Stored data entries
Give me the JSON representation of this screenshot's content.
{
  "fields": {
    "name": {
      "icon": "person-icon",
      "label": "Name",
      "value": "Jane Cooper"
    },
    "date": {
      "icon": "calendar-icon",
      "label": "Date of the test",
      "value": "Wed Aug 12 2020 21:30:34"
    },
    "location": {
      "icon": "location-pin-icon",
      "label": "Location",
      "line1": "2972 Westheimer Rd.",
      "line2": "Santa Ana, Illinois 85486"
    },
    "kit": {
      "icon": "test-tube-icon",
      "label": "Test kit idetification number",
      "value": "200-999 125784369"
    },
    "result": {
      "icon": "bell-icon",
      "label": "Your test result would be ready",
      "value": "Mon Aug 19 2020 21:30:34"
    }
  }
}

* * *

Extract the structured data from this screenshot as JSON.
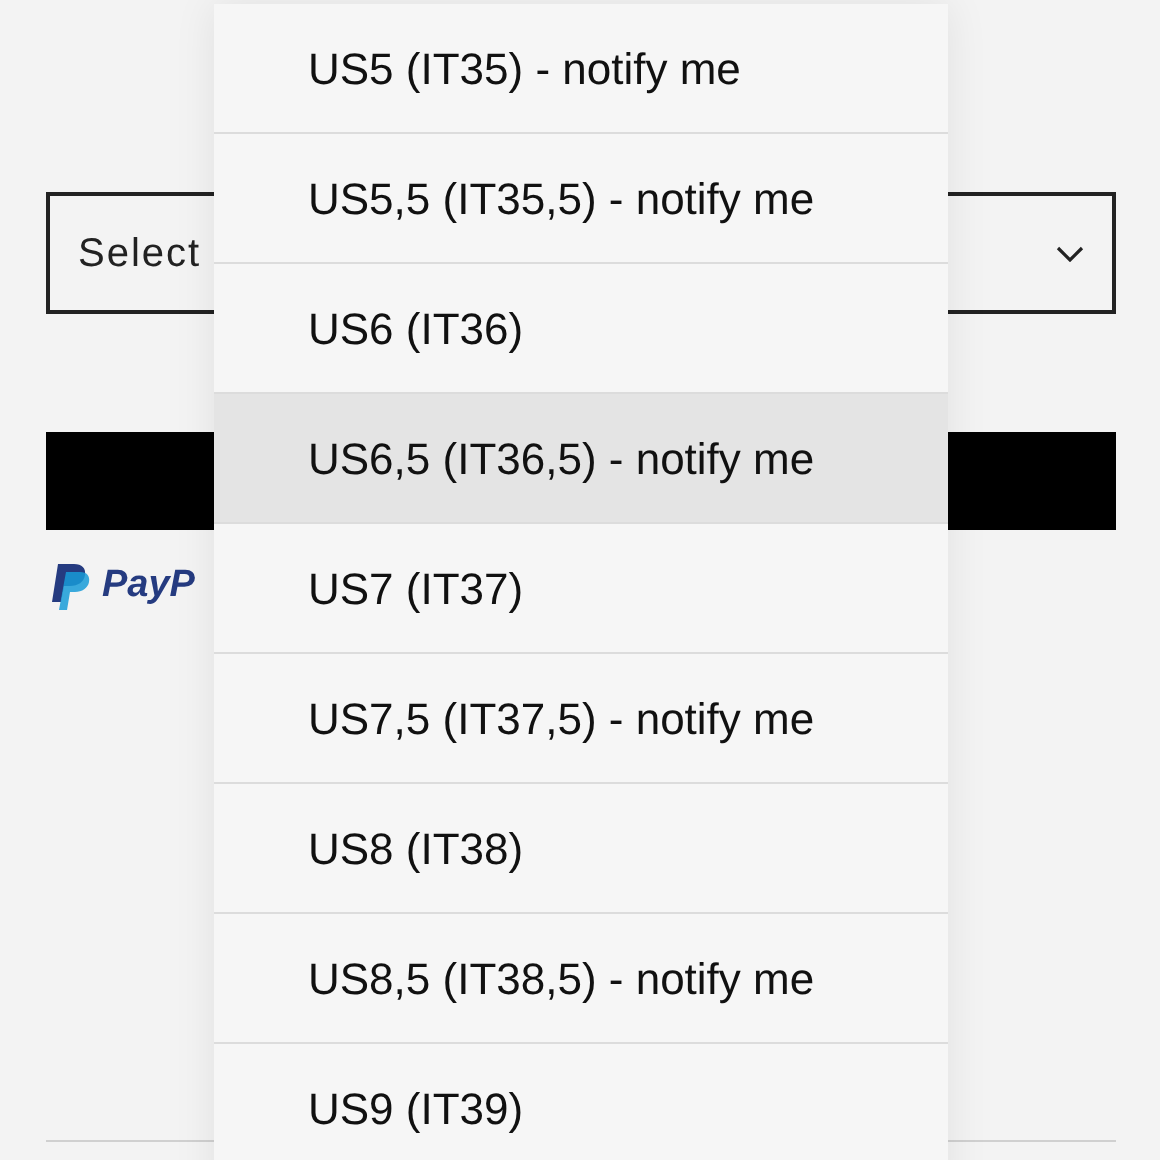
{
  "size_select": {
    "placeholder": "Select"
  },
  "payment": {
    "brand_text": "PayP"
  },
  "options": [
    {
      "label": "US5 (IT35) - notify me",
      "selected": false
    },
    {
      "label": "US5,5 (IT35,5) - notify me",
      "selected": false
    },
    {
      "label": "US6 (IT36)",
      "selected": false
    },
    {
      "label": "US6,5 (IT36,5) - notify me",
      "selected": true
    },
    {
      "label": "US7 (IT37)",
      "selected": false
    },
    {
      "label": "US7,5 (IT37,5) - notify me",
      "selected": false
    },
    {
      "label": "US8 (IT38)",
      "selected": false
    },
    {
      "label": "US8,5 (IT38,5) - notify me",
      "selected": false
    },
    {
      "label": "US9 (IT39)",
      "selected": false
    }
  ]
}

→ Prompt:
Gather up, from the records above, each line where the word "icon" appears.

→ The solution:
      "icon": "person-icon",
      "icon": "calendar-icon",
      "icon": "location-pin-icon",
      "icon": "test-tube-icon",
      "icon": "bell-icon",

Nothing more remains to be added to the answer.